======== Provided records ========

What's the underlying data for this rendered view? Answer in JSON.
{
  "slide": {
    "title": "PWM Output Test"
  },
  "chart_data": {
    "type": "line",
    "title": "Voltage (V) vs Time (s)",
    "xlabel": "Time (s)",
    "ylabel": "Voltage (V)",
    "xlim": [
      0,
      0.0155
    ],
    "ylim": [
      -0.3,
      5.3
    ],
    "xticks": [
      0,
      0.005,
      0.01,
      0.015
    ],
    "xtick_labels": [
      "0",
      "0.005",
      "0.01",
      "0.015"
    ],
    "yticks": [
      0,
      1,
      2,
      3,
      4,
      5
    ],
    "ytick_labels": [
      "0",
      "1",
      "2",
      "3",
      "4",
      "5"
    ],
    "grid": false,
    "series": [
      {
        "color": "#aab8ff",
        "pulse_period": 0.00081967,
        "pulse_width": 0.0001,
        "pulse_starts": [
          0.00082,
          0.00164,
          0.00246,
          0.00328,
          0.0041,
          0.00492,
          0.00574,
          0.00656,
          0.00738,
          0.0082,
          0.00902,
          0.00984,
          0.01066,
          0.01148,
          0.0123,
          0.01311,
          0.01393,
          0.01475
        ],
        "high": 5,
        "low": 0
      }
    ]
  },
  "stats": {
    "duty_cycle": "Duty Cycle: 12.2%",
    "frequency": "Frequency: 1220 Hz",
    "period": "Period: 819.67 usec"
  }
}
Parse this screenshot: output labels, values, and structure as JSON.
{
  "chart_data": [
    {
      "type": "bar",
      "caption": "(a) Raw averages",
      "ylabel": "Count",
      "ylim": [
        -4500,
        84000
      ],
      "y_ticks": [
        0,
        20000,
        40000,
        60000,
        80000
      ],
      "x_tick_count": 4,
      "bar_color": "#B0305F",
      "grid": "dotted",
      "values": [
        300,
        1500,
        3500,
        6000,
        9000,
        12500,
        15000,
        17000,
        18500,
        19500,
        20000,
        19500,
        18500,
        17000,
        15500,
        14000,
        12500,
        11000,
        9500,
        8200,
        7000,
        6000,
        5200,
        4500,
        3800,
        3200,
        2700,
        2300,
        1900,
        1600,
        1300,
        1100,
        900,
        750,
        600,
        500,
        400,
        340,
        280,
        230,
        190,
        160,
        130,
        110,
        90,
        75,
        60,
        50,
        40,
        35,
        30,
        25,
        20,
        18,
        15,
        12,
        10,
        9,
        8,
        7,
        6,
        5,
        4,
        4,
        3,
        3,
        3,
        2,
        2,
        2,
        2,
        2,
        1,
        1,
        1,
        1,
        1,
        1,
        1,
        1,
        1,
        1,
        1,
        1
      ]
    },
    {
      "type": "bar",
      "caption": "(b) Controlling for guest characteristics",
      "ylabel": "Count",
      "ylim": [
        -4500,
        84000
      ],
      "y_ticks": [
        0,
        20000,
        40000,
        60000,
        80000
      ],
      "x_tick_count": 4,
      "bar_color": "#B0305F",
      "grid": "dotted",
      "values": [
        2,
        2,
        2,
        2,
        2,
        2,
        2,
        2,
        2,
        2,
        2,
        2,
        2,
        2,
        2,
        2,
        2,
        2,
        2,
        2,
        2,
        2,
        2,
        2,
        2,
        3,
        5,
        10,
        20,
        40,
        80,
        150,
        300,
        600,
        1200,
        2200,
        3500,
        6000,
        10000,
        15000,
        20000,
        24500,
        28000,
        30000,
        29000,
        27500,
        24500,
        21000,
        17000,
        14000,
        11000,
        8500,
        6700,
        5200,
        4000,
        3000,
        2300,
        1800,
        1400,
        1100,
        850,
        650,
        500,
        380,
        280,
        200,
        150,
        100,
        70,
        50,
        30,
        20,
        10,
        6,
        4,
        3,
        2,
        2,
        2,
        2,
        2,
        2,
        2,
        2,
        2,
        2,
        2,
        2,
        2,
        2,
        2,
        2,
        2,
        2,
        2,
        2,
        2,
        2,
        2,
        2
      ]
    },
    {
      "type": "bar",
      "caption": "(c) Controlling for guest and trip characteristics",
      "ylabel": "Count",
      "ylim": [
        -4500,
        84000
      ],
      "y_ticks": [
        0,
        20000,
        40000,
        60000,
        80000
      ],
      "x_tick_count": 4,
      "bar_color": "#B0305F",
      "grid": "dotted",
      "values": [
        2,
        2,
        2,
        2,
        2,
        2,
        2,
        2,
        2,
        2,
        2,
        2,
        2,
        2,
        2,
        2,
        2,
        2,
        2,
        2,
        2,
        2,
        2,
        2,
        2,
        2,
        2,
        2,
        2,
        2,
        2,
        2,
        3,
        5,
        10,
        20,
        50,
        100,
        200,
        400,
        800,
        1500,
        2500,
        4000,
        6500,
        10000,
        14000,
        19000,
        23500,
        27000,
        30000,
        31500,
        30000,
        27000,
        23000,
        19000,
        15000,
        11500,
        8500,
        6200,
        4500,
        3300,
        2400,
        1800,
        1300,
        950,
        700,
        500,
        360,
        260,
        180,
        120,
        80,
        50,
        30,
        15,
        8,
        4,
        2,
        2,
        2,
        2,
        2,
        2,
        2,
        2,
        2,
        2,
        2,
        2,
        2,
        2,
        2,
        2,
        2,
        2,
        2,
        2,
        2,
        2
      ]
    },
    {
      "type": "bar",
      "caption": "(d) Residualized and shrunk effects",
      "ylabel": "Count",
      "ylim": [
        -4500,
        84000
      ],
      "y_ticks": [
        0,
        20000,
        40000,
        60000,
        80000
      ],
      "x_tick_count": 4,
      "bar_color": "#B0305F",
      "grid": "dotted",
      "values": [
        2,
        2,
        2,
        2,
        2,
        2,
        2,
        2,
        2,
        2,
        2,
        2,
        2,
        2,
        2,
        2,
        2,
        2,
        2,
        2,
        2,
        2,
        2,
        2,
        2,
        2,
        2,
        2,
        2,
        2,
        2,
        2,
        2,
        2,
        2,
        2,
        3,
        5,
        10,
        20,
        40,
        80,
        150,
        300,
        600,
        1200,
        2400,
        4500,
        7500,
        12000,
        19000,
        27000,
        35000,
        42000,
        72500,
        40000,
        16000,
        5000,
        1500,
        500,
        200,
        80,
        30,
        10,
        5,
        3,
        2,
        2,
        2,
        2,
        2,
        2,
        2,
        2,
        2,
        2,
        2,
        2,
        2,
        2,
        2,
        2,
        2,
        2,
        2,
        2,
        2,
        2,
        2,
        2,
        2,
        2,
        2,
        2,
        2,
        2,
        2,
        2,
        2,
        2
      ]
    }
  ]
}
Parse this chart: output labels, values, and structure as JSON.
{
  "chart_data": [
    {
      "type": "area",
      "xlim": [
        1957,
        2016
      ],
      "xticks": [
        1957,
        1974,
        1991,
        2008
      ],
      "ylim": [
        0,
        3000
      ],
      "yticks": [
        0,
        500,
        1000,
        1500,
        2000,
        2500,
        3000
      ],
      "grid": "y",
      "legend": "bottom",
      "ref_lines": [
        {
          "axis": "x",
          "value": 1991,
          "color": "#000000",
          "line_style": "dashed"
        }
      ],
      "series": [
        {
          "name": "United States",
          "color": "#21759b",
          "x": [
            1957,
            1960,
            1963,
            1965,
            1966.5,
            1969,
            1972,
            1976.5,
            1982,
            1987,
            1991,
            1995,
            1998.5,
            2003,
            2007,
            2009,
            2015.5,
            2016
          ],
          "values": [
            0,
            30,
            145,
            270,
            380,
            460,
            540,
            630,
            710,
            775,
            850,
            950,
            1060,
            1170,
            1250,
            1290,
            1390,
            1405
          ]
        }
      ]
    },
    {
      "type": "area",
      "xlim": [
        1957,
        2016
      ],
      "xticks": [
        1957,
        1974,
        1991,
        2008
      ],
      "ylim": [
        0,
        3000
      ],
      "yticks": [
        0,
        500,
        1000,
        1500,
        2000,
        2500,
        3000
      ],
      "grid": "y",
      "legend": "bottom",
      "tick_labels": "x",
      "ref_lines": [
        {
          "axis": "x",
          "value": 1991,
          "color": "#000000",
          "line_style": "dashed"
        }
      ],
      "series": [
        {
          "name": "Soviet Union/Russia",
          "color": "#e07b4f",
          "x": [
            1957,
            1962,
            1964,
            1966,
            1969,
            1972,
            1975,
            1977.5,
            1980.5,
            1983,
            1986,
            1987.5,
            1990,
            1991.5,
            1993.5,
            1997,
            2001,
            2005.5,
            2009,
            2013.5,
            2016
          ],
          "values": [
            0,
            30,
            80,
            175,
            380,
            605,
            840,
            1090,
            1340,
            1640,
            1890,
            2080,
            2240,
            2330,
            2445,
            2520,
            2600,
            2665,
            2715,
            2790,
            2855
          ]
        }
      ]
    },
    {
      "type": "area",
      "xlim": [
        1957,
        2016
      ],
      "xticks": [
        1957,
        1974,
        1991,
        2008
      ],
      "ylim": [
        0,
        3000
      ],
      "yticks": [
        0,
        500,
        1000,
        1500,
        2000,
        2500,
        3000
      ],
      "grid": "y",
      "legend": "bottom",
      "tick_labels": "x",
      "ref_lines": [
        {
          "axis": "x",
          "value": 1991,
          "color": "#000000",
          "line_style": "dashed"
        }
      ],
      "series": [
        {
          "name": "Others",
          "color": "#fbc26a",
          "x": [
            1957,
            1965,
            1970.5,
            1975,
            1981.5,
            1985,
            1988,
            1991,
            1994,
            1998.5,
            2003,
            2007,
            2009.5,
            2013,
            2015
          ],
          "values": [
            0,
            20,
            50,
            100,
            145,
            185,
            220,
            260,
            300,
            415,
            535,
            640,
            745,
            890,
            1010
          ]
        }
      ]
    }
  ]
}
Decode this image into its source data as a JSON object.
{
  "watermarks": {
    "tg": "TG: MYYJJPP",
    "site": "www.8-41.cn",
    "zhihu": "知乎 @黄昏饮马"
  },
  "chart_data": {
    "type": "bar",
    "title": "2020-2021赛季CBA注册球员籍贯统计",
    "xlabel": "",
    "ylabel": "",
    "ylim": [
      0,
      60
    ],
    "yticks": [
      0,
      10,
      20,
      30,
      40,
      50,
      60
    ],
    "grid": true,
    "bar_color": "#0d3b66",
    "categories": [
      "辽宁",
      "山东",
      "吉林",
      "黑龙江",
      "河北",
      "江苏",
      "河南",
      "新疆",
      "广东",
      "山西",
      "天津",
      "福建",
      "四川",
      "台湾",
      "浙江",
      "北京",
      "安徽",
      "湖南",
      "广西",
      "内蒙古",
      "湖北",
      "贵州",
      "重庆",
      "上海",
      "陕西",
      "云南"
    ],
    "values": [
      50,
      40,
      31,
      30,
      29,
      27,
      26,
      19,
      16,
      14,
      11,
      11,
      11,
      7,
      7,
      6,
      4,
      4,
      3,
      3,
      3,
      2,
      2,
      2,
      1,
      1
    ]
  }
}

========

Description of the task: Search the material above for "this". Pull out each line where it shows up.

Complete answer:
What's the underlying data for this rendered view? Answer in JSON.
Parse this screenshot: output labels, values, and structure as JSON.
Parse this chart: output labels, values, and structure as JSON.
Decode this image into its source data as a JSON object.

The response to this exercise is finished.